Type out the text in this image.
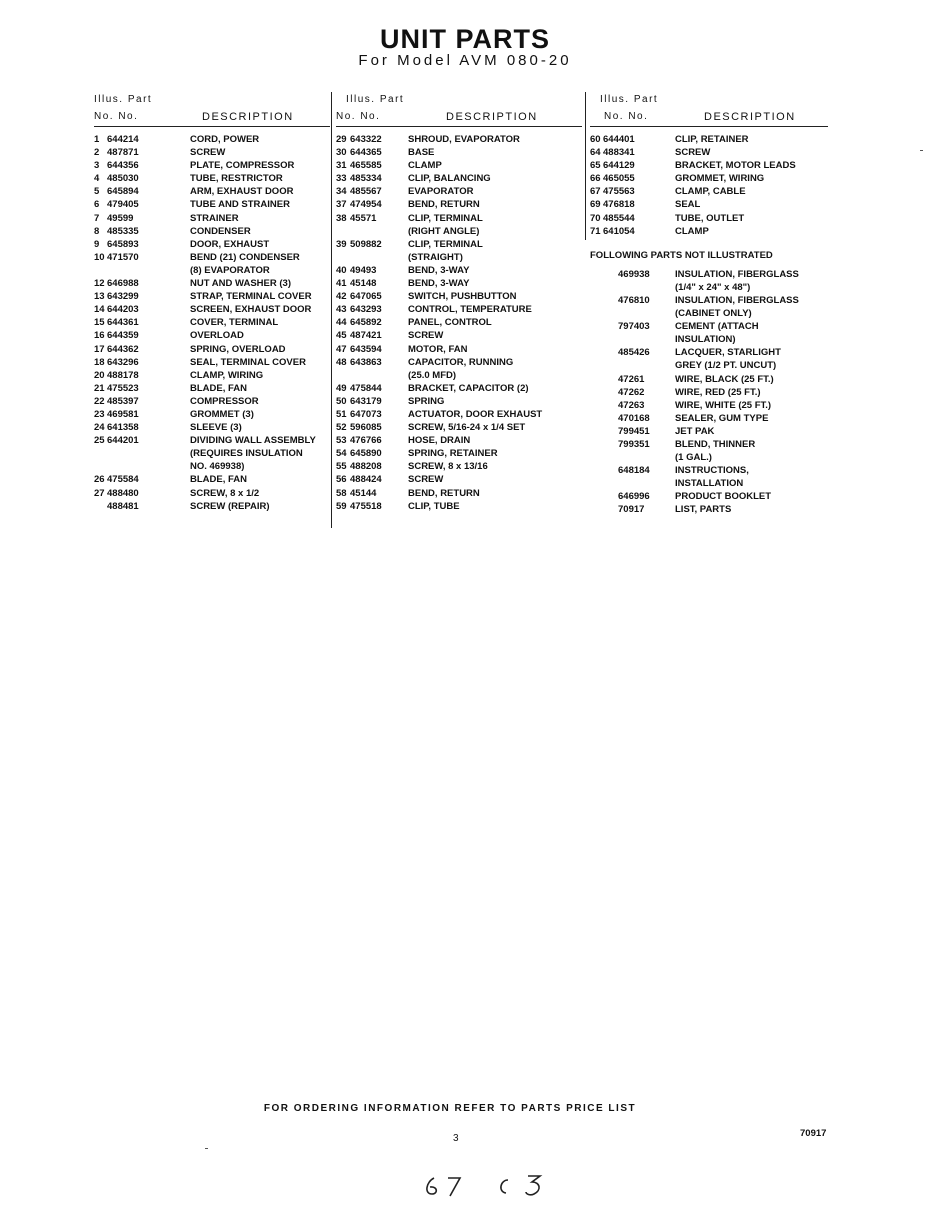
UNIT PARTS
For Model AVM 080-20
Illus. Part
No. No.	DESCRIPTION
1 644214	CORD, POWER
2 487871	SCREW
3 644356	PLATE, COMPRESSOR
4 485030	TUBE, RESTRICTOR
5 645894	ARM, EXHAUST DOOR
6 479405	TUBE AND STRAINER
7 49599	STRAINER
8 485335	CONDENSER
9 645893	DOOR, EXHAUST
10 471570	BEND (21) CONDENSER
(8) EVAPORATOR
12 646988	NUT AND WASHER (3)
13 643299	STRAP, TERMINAL COVER
14 644203	SCREEN, EXHAUST DOOR
15 644361	COVER, TERMINAL
16 644359	OVERLOAD
17 644362	SPRING, OVERLOAD
18 643296	SEAL, TERMINAL COVER
20 488178	CLAMP, WIRING
21 475523	BLADE, FAN
22 485397	COMPRESSOR
23 469581	GROMMET (3)
24 641358	SLEEVE (3)
25 644201	DIVIDING WALL ASSEMBLY
(REQUIRES INSULATION
NO. 469938)
26 475584	BLADE, FAN
27 488480	SCREW, 8 x 1/2
488481	SCREW (REPAIR)
Illus. Part
No. No.	DESCRIPTION
29 643322	SHROUD, EVAPORATOR
30 644365	BASE
31 465585	CLAMP
33 485334	CLIP, BALANCING
34 485567	EVAPORATOR
37 474954	BEND, RETURN
38 45571	CLIP, TERMINAL
(RIGHT ANGLE)
39 509882	CLIP, TERMINAL
(STRAIGHT)
40 49493	BEND, 3-WAY
41 45148	BEND, 3-WAY
42 647065	SWITCH, PUSHBUTTON
43 643293	CONTROL, TEMPERATURE
44 645892	PANEL, CONTROL
45 487421	SCREW
47 643594	MOTOR, FAN
48 643863	CAPACITOR, RUNNING
(25.0 MFD)
49 475844	BRACKET, CAPACITOR (2)
50 643179	SPRING
51 647073	ACTUATOR, DOOR EXHAUST
52 596085	SCREW, 5/16-24 x 1/4 SET
53 476766	HOSE, DRAIN
54 645890	SPRING, RETAINER
55 488208	SCREW, 8 x 13/16
56 488424	SCREW
58 45144	BEND, RETURN
59 475518	CLIP, TUBE
Illus. Part
No. No.	DESCRIPTION
60 644401	CLIP, RETAINER
64 488341	SCREW
65 644129	BRACKET, MOTOR LEADS
66 465055	GROMMET, WIRING
67 475563	CLAMP, CABLE
69 476818	SEAL
70 485544	TUBE, OUTLET
71 641054	CLAMP
FOLLOWING PARTS NOT ILLUSTRATED
469938	INSULATION, FIBERGLASS
(1/4" x 24" x 48")
476810	INSULATION, FIBERGLASS
(CABINET ONLY)
797403	CEMENT (ATTACH
INSULATION)
485426	LACQUER, STARLIGHT
GREY (1/2 PT. UNCUT)
47261	WIRE, BLACK (25 FT.)
47262	WIRE, RED (25 FT.)
47263	WIRE, WHITE (25 FT.)
470168	SEALER, GUM TYPE
799451	JET PAK
799351	BLEND, THINNER
(1 GAL.)
648184	INSTRUCTIONS,
INSTALLATION
646996	PRODUCT BOOKLET
70917	LIST, PARTS
FOR ORDERING INFORMATION REFER TO PARTS PRICE LIST
3	70917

──────

**Exercise requirements**
Replicate the material above verbatim; images stay out of the copy.

**Output below**
Type out the text in this image.
UNIT PARTS
For Model AVM 080-20
Illus. Part
No. No.	DESCRIPTION
1 644214	CORD, POWER
2 487871	SCREW
3 644356	PLATE, COMPRESSOR
4 485030	TUBE, RESTRICTOR
5 645894	ARM, EXHAUST DOOR
6 479405	TUBE AND STRAINER
7 49599	STRAINER
8 485335	CONDENSER
9 645893	DOOR, EXHAUST
10 471570	BEND (21) CONDENSER
(8) EVAPORATOR
12 646988	NUT AND WASHER (3)
13 643299	STRAP, TERMINAL COVER
14 644203	SCREEN, EXHAUST DOOR
15 644361	COVER, TERMINAL
16 644359	OVERLOAD
17 644362	SPRING, OVERLOAD
18 643296	SEAL, TERMINAL COVER
20 488178	CLAMP, WIRING
21 475523	BLADE, FAN
22 485397	COMPRESSOR
23 469581	GROMMET (3)
24 641358	SLEEVE (3)
25 644201	DIVIDING WALL ASSEMBLY
(REQUIRES INSULATION
NO. 469938)
26 475584	BLADE, FAN
27 488480	SCREW, 8 x 1/2
488481	SCREW (REPAIR)
Illus. Part
No. No.	DESCRIPTION
29 643322	SHROUD, EVAPORATOR
30 644365	BASE
31 465585	CLAMP
33 485334	CLIP, BALANCING
34 485567	EVAPORATOR
37 474954	BEND, RETURN
38 45571	CLIP, TERMINAL
(RIGHT ANGLE)
39 509882	CLIP, TERMINAL
(STRAIGHT)
40 49493	BEND, 3-WAY
41 45148	BEND, 3-WAY
42 647065	SWITCH, PUSHBUTTON
43 643293	CONTROL, TEMPERATURE
44 645892	PANEL, CONTROL
45 487421	SCREW
47 643594	MOTOR, FAN
48 643863	CAPACITOR, RUNNING
(25.0 MFD)
49 475844	BRACKET, CAPACITOR (2)
50 643179	SPRING
51 647073	ACTUATOR, DOOR EXHAUST
52 596085	SCREW, 5/16-24 x 1/4 SET
53 476766	HOSE, DRAIN
54 645890	SPRING, RETAINER
55 488208	SCREW, 8 x 13/16
56 488424	SCREW
58 45144	BEND, RETURN
59 475518	CLIP, TUBE
Illus. Part
No. No.	DESCRIPTION
60 644401	CLIP, RETAINER
64 488341	SCREW
65 644129	BRACKET, MOTOR LEADS
66 465055	GROMMET, WIRING
67 475563	CLAMP, CABLE
69 476818	SEAL
70 485544	TUBE, OUTLET
71 641054	CLAMP
FOLLOWING PARTS NOT ILLUSTRATED
469938	INSULATION, FIBERGLASS
(1/4" x 24" x 48")
476810	INSULATION, FIBERGLASS
(CABINET ONLY)
797403	CEMENT (ATTACH
INSULATION)
485426	LACQUER, STARLIGHT
GREY (1/2 PT. UNCUT)
47261	WIRE, BLACK (25 FT.)
47262	WIRE, RED (25 FT.)
47263	WIRE, WHITE (25 FT.)
470168	SEALER, GUM TYPE
799451	JET PAK
799351	BLEND, THINNER
(1 GAL.)
648184	INSTRUCTIONS,
INSTALLATION
646996	PRODUCT BOOKLET
70917	LIST, PARTS
FOR ORDERING INFORMATION REFER TO PARTS PRICE LIST
3	70917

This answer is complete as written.